▸ **GIVEN DATA**
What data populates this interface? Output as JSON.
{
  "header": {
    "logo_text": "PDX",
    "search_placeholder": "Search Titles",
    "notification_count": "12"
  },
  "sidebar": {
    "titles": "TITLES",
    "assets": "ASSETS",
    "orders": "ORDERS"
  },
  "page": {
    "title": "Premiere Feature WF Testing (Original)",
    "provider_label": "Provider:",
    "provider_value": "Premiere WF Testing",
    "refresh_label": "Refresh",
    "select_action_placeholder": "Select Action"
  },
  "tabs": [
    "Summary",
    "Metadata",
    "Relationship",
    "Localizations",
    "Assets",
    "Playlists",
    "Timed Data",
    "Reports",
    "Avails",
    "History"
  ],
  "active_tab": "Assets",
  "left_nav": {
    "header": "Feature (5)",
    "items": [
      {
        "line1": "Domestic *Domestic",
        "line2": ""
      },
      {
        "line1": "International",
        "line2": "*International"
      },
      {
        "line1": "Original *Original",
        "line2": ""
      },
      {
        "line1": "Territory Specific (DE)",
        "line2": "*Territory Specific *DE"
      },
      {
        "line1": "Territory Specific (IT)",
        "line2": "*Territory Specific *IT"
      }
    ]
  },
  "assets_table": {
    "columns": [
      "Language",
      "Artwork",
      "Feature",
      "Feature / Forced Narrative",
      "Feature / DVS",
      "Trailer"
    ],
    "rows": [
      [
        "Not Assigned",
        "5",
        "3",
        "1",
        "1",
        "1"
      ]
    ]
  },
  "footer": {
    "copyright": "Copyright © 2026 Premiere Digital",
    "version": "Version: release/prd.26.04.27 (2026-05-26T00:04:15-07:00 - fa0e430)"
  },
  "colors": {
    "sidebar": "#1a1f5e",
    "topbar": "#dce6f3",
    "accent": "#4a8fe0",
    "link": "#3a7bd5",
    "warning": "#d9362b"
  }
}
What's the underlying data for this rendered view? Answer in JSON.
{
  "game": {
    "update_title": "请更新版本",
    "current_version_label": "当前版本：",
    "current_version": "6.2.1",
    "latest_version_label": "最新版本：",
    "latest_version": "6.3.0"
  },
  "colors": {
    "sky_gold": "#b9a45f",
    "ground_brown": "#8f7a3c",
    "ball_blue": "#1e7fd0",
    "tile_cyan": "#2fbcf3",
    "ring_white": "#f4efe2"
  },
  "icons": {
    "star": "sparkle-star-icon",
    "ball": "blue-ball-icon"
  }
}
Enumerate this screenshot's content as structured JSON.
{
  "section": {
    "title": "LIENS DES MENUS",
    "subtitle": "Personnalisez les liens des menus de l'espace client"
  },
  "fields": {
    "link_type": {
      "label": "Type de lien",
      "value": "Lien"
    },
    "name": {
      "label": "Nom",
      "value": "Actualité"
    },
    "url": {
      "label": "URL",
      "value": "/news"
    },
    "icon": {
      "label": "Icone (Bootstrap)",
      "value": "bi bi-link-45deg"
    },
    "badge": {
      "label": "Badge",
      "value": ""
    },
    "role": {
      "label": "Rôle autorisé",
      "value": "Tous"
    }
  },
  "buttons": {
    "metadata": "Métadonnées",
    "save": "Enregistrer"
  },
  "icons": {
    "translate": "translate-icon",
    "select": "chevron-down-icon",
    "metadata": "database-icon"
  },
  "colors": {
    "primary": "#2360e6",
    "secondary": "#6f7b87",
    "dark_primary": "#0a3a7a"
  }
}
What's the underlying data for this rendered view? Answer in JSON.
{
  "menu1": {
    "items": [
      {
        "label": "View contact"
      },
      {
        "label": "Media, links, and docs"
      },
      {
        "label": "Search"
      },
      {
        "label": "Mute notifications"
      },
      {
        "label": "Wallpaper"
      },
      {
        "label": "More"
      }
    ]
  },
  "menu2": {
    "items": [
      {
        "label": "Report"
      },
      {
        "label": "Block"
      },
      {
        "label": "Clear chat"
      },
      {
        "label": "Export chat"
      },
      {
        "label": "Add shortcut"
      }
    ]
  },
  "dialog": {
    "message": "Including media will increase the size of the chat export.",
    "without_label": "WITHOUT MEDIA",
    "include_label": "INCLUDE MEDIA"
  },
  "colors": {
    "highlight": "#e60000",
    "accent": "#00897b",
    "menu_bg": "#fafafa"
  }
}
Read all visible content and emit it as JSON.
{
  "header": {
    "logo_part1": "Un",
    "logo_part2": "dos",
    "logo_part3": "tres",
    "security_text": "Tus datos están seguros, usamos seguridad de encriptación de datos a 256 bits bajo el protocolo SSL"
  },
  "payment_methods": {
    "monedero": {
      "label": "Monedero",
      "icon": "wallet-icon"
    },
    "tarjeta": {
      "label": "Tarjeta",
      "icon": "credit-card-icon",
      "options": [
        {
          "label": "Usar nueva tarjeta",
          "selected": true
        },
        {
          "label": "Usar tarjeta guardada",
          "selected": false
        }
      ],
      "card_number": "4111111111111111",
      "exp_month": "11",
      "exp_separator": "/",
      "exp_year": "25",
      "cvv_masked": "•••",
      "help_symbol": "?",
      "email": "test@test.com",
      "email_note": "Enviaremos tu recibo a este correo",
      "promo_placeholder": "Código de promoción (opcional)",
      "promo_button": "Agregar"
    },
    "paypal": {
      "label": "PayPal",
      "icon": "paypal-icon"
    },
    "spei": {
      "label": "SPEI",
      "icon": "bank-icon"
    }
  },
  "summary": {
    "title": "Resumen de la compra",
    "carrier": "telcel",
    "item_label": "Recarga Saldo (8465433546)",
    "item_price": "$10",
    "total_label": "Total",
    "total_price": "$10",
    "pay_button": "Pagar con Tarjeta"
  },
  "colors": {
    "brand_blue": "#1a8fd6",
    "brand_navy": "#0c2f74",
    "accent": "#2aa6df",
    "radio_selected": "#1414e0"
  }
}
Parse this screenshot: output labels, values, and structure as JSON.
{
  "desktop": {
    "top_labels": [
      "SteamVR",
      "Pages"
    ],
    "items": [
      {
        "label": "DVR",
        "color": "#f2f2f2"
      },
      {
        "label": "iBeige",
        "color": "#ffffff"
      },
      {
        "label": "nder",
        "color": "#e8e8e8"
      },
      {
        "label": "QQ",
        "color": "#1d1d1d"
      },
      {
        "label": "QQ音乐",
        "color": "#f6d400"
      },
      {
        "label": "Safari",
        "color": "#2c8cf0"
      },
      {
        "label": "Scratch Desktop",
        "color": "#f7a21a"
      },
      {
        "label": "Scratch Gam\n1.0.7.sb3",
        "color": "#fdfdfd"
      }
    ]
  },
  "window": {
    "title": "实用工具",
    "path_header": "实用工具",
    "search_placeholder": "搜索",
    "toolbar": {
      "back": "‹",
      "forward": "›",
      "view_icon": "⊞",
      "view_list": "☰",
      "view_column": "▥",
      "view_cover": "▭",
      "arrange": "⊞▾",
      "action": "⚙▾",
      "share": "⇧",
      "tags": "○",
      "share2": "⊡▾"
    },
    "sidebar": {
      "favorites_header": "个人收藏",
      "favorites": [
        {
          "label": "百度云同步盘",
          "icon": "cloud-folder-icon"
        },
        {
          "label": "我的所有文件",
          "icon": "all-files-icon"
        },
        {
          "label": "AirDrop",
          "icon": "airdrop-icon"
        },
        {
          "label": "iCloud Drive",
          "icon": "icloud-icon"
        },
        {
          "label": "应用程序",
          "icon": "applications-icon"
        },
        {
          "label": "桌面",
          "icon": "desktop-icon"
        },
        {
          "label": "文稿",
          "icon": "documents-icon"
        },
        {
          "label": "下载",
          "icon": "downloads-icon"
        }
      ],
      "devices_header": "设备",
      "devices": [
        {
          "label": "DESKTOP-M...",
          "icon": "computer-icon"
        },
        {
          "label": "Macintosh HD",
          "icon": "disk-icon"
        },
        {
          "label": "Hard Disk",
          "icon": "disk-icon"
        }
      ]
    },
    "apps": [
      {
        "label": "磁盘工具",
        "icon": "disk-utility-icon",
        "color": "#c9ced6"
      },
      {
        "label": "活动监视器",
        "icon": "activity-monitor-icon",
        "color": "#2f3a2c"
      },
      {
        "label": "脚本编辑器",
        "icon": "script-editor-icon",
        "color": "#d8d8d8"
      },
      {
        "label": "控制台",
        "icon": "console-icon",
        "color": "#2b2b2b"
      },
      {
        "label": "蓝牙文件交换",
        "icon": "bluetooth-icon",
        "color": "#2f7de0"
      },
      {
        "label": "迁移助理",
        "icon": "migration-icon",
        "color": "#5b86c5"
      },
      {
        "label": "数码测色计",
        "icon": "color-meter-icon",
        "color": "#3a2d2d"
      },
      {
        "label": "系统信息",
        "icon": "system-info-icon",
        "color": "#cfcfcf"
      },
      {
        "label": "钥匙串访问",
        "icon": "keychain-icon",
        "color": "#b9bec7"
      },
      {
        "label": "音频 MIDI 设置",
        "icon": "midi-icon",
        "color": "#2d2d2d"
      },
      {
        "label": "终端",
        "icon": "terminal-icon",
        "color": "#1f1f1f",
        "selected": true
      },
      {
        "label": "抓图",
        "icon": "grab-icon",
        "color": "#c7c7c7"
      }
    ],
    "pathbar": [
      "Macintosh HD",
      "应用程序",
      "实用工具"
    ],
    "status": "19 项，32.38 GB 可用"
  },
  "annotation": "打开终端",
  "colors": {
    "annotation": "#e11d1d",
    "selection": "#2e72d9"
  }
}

▸ **TASK BRIEF**
Using the listing above, locate the lines that hold "annotation" and copy each one.

▸ **RESULT OF THE TASK**
  "annotation": "打开终端",
    "annotation": "#e11d1d",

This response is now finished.